§ **Brief**
All of the records below should be output exactly.

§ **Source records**
::::::::

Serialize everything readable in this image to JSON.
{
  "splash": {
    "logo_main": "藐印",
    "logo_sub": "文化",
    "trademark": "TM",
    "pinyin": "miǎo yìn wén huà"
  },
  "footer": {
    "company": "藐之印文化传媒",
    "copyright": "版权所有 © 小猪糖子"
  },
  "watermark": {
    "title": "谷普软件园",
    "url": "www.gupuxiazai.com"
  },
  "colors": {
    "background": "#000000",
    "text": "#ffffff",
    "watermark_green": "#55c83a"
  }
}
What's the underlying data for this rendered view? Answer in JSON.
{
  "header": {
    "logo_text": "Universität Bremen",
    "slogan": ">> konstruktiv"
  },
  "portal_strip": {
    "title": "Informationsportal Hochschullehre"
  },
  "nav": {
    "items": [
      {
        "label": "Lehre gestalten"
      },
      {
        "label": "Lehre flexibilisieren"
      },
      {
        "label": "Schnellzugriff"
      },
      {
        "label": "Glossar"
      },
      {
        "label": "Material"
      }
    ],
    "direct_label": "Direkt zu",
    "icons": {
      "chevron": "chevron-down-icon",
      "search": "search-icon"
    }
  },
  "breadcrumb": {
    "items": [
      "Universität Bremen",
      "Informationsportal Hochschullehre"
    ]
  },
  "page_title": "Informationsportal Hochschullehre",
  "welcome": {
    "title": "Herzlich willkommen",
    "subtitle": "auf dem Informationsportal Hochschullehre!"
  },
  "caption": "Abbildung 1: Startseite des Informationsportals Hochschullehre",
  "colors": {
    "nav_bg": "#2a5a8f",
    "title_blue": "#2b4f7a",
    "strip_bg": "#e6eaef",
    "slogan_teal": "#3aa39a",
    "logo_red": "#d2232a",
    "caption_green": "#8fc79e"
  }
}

::::::::

§ **Correct response**
Serialize everything readable in this image to JSON.
{
  "splash": {
    "logo_main": "藐印",
    "logo_sub": "文化",
    "trademark": "TM",
    "pinyin": "miǎo yìn wén huà"
  },
  "footer": {
    "company": "藐之印文化传媒",
    "copyright": "版权所有 © 小猪糖子"
  },
  "watermark": {
    "title": "谷普软件园",
    "url": "www.gupuxiazai.com"
  },
  "colors": {
    "background": "#000000",
    "text": "#ffffff",
    "watermark_green": "#55c83a"
  }
}
What's the underlying data for this rendered view? Answer in JSON.
{
  "header": {
    "logo_text": "Universität Bremen",
    "slogan": ">> konstruktiv"
  },
  "portal_strip": {
    "title": "Informationsportal Hochschullehre"
  },
  "nav": {
    "items": [
      {
        "label": "Lehre gestalten"
      },
      {
        "label": "Lehre flexibilisieren"
      },
      {
        "label": "Schnellzugriff"
      },
      {
        "label": "Glossar"
      },
      {
        "label": "Material"
      }
    ],
    "direct_label": "Direkt zu",
    "icons": {
      "chevron": "chevron-down-icon",
      "search": "search-icon"
    }
  },
  "breadcrumb": {
    "items": [
      "Universität Bremen",
      "Informationsportal Hochschullehre"
    ]
  },
  "page_title": "Informationsportal Hochschullehre",
  "welcome": {
    "title": "Herzlich willkommen",
    "subtitle": "auf dem Informationsportal Hochschullehre!"
  },
  "caption": "Abbildung 1: Startseite des Informationsportals Hochschullehre",
  "colors": {
    "nav_bg": "#2a5a8f",
    "title_blue": "#2b4f7a",
    "strip_bg": "#e6eaef",
    "slogan_teal": "#3aa39a",
    "logo_red": "#d2232a",
    "caption_green": "#8fc79e"
  }
}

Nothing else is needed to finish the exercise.